** Begin DATASET RECORDS **

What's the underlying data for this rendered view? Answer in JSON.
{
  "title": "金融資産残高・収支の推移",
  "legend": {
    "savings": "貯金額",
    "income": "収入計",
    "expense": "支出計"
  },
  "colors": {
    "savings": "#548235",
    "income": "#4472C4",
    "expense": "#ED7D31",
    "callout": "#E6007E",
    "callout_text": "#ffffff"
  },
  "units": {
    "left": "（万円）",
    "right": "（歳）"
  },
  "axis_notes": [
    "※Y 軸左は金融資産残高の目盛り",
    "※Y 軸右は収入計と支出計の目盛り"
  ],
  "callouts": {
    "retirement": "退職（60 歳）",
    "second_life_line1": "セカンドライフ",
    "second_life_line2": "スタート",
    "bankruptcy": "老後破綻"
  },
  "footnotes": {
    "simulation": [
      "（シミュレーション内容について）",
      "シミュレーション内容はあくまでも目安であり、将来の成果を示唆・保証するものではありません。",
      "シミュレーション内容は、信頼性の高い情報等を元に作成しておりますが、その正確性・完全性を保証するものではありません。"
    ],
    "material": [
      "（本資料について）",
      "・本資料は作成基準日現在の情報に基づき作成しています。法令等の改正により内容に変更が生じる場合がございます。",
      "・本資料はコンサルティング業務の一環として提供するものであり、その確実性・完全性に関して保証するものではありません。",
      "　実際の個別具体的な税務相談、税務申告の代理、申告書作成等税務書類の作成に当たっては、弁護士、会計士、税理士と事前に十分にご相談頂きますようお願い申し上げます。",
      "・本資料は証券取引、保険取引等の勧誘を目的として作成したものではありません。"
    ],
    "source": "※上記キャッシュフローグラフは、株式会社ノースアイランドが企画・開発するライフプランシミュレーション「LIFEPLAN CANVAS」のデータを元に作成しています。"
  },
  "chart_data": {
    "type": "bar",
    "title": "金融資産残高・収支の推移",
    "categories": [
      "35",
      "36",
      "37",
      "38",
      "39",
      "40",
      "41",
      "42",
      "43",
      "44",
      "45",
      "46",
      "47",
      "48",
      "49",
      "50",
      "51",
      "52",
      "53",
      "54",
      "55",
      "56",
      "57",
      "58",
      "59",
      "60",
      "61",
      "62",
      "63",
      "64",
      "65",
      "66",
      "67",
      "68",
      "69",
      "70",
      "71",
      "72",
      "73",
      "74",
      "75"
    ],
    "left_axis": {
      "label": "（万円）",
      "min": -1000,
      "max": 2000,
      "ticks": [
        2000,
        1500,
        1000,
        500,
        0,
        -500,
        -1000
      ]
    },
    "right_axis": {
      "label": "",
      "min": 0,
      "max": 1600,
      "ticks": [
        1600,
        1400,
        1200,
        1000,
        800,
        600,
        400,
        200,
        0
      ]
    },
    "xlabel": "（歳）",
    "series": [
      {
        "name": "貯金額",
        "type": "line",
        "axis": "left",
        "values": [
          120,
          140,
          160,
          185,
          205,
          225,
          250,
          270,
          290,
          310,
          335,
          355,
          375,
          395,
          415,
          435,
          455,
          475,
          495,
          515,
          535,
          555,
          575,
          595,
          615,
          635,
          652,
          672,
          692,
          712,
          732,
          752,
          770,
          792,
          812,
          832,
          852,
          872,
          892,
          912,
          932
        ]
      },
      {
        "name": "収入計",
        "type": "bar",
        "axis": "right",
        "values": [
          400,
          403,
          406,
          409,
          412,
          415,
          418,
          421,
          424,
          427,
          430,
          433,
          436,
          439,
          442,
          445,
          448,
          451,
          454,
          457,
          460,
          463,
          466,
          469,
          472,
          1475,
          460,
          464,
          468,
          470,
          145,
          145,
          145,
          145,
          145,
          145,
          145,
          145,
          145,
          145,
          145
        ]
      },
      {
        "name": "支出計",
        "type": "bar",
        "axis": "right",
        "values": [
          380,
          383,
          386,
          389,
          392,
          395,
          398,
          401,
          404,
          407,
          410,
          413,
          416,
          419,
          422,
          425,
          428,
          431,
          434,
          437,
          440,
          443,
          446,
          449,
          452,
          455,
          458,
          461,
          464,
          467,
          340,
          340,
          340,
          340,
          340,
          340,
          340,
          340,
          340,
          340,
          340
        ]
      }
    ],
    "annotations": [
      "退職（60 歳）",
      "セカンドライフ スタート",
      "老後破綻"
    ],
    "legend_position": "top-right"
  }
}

** End DATASET RECORDS **

GIVEN TASK: Copy out the lines that hold "収支の推移".

REPLY TO THE EXERCISE:
  "title": "金融資産残高・収支の推移",
    "title": "金融資産残高・収支の推移",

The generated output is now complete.